Return each line holding the string "text".
--- START ---
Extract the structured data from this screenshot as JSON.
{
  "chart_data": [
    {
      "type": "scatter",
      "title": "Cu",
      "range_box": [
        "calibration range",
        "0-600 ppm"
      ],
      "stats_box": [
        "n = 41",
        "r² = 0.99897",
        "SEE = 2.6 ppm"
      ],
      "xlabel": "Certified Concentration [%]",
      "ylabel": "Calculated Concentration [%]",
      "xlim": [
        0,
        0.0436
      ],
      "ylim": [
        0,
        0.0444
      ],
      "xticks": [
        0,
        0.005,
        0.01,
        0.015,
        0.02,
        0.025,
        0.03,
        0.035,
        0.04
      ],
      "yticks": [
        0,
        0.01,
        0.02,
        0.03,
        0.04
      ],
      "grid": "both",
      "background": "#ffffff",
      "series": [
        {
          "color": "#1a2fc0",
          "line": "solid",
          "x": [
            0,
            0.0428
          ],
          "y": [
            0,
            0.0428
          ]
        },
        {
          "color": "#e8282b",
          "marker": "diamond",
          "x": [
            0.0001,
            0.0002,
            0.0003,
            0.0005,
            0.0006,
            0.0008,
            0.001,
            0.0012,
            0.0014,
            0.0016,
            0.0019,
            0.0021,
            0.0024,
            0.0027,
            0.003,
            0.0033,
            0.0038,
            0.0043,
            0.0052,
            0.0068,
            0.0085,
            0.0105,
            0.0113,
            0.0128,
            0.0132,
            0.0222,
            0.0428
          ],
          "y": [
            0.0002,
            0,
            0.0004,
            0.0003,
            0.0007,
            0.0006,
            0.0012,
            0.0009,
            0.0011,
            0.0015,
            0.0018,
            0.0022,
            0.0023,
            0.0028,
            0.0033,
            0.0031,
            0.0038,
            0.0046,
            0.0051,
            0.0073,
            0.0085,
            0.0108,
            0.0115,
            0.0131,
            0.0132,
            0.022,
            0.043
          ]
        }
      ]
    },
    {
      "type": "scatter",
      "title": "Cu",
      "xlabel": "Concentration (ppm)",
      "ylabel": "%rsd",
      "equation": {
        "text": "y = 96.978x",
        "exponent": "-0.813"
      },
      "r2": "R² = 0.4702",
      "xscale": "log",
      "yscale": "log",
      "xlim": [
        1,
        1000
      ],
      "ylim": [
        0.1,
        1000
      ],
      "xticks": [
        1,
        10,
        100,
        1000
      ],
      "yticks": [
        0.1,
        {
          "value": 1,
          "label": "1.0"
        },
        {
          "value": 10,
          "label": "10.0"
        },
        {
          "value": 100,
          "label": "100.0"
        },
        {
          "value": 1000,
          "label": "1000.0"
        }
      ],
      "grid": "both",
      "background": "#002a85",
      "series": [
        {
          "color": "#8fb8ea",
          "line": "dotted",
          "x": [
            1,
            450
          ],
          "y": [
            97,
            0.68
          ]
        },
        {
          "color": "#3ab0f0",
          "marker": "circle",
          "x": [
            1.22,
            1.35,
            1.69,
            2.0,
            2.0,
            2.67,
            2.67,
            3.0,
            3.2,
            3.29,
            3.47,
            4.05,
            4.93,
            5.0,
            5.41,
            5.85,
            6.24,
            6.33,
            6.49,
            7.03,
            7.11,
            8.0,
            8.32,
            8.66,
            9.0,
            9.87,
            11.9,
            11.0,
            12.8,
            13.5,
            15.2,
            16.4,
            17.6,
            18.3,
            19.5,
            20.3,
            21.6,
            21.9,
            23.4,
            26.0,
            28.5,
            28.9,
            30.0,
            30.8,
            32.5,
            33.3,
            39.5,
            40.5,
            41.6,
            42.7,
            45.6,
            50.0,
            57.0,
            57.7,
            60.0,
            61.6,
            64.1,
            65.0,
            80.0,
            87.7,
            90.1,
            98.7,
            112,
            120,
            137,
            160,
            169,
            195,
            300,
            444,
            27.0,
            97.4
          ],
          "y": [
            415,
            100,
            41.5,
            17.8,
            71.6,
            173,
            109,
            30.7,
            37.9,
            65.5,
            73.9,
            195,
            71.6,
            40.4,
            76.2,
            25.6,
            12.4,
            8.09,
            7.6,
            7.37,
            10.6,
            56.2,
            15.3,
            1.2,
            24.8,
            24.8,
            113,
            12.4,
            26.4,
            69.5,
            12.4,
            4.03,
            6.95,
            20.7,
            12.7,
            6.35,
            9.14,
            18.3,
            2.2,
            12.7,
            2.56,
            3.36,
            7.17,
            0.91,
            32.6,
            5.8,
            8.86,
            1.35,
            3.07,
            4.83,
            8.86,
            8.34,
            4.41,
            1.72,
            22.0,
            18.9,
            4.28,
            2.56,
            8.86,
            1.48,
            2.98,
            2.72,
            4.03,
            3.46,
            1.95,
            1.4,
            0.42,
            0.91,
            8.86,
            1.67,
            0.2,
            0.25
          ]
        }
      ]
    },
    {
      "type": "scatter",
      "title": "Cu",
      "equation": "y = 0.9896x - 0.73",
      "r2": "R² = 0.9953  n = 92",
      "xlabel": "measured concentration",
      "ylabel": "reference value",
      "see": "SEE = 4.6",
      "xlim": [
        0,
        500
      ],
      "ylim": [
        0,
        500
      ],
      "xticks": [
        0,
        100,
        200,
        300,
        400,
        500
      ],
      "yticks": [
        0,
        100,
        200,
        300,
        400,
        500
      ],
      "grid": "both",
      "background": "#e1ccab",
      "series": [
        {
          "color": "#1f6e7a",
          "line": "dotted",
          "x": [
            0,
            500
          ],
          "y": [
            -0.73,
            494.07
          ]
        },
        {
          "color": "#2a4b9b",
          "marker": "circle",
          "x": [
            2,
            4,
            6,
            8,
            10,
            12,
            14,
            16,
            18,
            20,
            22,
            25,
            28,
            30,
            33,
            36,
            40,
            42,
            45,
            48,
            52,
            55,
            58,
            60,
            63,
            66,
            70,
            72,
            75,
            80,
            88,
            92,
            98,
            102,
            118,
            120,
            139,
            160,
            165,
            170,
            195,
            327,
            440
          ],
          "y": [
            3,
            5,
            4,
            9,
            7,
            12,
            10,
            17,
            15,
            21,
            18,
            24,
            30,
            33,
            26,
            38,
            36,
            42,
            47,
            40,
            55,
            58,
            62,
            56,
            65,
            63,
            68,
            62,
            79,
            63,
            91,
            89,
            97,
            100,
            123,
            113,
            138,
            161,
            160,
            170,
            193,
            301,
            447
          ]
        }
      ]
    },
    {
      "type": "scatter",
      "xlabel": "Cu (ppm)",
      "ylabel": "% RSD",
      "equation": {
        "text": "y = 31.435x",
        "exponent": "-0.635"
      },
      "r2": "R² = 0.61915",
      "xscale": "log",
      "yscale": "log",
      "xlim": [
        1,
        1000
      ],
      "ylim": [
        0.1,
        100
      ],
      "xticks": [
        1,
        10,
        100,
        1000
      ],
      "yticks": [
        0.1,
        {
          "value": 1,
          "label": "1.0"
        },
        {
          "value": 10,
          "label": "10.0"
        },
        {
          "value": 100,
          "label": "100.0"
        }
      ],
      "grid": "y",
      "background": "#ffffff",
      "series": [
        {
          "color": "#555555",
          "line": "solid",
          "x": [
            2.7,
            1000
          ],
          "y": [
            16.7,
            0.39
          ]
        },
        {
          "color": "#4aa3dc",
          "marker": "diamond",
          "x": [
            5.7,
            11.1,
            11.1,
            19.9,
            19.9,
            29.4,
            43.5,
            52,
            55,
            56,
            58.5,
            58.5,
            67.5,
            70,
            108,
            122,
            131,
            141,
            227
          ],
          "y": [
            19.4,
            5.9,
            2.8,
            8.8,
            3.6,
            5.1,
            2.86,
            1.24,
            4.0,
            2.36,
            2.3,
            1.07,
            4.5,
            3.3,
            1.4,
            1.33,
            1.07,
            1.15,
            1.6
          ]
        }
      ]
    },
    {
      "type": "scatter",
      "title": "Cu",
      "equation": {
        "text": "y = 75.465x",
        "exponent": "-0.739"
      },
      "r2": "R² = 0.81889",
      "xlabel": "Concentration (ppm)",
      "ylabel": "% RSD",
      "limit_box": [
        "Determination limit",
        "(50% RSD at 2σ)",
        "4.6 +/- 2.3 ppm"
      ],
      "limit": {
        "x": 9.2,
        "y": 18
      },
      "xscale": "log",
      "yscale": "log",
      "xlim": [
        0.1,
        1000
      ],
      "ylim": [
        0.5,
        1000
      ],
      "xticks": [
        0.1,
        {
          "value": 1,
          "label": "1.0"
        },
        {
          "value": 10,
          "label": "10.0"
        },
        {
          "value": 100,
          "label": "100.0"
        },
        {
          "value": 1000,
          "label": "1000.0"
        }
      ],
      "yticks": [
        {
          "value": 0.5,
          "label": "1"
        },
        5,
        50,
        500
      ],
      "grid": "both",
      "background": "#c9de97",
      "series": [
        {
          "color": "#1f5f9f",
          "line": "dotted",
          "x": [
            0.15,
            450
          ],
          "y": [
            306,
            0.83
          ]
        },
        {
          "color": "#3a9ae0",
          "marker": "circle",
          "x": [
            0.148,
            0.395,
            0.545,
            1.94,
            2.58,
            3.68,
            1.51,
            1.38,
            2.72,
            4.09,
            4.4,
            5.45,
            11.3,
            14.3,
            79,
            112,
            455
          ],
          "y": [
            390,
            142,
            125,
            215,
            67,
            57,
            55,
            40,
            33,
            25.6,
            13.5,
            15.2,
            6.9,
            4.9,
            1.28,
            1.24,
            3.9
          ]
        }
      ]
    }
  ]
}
--- END ---
--- EXERCISE SOLUTION ---
        "text": "y = 96.978x",
        "text": "y = 31.435x",
        "text": "y = 75.465x",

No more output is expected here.